**Your objective:** Extract each line where the string "Tutoría" shows up.
___ Extracted records ___
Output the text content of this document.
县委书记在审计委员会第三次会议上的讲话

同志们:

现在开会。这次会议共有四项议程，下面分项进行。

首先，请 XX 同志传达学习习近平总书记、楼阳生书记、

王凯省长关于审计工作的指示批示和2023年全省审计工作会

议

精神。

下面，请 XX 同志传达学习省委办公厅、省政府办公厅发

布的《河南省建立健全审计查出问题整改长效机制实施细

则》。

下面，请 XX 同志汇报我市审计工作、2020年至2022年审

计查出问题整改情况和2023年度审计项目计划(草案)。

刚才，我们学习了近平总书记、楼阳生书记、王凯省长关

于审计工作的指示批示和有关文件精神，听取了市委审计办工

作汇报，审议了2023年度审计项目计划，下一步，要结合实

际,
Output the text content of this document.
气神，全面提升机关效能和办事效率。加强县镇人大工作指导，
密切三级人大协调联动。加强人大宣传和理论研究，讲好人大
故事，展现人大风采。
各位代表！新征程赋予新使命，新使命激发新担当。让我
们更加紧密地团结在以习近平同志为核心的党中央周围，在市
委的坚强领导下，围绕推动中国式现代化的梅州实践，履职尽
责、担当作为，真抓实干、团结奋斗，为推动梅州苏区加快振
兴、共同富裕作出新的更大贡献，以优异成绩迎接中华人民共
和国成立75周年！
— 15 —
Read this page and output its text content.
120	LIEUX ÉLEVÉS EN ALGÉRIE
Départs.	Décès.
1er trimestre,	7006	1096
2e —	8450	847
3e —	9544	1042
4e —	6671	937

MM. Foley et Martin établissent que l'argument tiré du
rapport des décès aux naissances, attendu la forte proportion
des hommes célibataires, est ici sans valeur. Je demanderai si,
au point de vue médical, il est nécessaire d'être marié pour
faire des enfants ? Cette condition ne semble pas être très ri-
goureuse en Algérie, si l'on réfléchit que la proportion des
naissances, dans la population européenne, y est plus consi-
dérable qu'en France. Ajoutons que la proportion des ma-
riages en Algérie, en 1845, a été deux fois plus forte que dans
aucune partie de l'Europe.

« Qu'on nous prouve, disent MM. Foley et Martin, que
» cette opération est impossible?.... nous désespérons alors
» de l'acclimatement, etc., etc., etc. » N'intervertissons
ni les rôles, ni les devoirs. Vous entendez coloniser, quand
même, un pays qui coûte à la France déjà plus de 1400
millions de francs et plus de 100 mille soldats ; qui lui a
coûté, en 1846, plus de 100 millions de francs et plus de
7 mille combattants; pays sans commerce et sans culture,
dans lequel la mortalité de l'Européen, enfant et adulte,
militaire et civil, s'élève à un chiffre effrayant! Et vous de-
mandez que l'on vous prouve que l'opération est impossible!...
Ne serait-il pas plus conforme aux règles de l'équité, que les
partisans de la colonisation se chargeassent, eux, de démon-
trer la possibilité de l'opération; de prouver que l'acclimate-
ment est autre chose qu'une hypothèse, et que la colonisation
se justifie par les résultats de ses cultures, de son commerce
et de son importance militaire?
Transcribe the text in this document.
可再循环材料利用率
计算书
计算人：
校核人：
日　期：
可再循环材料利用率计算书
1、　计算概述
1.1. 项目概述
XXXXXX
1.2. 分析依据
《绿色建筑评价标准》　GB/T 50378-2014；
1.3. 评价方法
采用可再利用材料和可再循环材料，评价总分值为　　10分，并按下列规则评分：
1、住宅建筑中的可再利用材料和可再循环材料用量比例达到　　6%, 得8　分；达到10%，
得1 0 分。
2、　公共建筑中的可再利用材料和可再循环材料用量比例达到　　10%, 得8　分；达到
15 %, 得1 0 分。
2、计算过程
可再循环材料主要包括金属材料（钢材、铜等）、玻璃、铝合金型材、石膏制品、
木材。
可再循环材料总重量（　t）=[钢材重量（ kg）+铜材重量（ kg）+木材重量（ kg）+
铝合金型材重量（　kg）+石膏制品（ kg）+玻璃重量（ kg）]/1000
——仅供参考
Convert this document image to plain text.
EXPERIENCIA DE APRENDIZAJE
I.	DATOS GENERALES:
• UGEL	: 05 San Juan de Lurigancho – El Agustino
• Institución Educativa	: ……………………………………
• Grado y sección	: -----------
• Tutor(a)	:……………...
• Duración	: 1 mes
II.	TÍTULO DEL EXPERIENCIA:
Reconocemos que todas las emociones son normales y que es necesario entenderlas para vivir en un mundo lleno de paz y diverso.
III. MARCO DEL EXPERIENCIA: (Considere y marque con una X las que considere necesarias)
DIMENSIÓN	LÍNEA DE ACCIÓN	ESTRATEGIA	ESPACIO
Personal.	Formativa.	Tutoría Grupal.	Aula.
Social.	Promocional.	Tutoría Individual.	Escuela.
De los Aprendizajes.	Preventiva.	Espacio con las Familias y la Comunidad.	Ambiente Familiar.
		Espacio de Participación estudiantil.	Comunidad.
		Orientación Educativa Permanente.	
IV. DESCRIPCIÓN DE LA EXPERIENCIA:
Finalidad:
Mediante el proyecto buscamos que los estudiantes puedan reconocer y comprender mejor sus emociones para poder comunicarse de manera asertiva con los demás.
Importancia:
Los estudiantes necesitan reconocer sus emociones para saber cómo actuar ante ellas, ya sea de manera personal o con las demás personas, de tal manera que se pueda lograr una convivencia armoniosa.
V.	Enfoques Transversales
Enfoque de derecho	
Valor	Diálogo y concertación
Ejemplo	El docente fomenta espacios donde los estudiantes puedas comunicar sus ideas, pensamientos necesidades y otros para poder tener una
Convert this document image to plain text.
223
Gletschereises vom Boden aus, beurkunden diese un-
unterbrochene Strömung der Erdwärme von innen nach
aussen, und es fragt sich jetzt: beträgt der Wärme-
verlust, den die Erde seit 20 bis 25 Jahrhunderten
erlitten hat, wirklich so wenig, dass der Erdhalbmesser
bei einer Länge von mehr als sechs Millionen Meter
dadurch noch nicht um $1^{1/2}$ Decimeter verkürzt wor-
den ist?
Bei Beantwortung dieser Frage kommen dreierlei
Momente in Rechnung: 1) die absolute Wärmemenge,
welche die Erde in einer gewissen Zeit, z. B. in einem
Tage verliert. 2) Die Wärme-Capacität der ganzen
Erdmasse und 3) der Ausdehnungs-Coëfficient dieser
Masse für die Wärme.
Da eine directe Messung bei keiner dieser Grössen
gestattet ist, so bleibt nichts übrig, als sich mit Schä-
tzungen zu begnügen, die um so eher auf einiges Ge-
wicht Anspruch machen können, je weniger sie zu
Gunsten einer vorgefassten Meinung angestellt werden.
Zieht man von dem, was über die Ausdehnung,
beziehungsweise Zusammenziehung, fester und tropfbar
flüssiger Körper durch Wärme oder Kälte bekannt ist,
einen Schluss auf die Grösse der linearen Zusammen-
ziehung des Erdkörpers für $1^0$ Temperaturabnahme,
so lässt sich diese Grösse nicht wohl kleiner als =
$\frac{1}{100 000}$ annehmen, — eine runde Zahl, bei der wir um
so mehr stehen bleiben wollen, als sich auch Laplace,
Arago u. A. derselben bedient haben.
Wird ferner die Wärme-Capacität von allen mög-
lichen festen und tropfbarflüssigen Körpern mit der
___
**Output for this task:**
Personal.	Formativa.	Tutoría Grupal.	Aula.
Social.	Promocional.	Tutoría Individual.	Escuela.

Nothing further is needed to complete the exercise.